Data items
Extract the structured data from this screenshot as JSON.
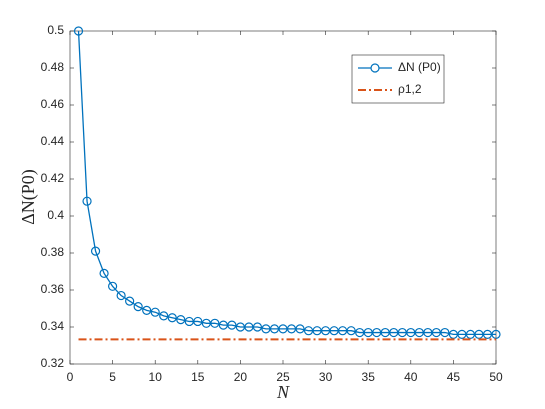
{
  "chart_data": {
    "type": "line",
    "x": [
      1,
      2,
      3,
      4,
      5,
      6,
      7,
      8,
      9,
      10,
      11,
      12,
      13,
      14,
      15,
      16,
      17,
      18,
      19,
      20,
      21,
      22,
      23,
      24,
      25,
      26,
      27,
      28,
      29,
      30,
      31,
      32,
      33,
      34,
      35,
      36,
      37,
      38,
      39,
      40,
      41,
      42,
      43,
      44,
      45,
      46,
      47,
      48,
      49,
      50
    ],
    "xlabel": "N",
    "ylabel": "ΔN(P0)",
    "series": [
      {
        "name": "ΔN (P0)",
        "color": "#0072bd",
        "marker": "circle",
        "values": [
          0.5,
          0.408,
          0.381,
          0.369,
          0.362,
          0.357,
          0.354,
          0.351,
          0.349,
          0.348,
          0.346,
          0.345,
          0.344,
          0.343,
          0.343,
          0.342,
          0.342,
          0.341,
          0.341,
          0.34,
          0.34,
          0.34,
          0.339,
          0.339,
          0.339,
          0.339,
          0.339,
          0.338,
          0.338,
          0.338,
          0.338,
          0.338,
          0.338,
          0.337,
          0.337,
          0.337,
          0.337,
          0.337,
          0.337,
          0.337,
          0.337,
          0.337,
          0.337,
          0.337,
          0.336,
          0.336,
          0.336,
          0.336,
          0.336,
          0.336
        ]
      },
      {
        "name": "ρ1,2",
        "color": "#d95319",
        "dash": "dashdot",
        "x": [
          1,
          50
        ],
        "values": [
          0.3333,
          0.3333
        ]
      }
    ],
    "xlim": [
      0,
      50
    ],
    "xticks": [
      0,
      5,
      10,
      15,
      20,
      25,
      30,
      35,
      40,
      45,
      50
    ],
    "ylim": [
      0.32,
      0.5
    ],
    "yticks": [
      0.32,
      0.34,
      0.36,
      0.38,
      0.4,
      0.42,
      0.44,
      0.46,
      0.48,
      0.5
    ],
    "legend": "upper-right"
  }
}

==

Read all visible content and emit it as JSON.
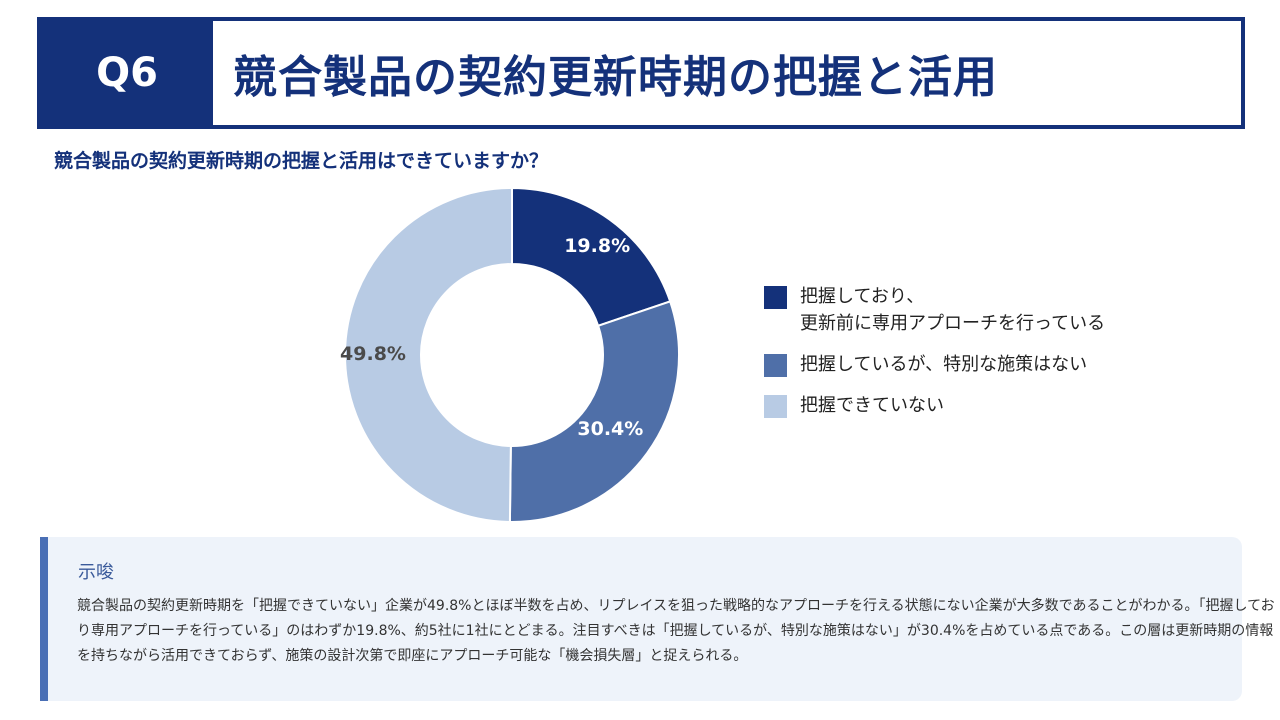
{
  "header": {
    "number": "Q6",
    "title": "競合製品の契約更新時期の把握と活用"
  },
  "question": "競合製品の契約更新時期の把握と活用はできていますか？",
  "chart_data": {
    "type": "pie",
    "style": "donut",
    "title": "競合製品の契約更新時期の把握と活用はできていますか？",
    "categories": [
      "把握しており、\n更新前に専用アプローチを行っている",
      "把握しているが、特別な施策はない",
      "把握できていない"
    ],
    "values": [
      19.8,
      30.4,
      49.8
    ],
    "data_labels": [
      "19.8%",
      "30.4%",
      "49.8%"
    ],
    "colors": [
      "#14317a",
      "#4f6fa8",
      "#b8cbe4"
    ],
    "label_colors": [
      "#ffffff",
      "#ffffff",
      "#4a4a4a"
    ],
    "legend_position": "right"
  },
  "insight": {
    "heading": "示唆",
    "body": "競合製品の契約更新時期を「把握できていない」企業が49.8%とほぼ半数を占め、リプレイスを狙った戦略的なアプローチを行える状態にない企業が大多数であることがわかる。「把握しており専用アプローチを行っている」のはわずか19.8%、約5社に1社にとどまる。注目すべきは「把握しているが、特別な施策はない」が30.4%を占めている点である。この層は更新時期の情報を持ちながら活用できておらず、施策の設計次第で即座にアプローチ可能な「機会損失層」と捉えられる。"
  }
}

* **EXERCISE DESCRIPTION**:
In the listing, find all lines with the string "特別な施策はない" and copy them.

* **ANSWER TO THIS PROBLEM**:
      "把握しているが、特別な施策はない",
    "body": "競合製品の契約更新時期を「把握できていない」企業が49.8%とほぼ半数を占め、リプレイスを狙った戦略的なアプローチを行える状態にない企業が大多数であることがわかる。「把握しており専用アプローチを行っている」のはわずか19.8%、約5社に1社にとどまる。注目すべきは「把握しているが、特別な施策はない」が30.4%を占めている点である。この層は更新時期の情報を持ちながら活用できておらず、施策の設計次第で即座にアプローチ可能な「機会損失層」と捉えられる。"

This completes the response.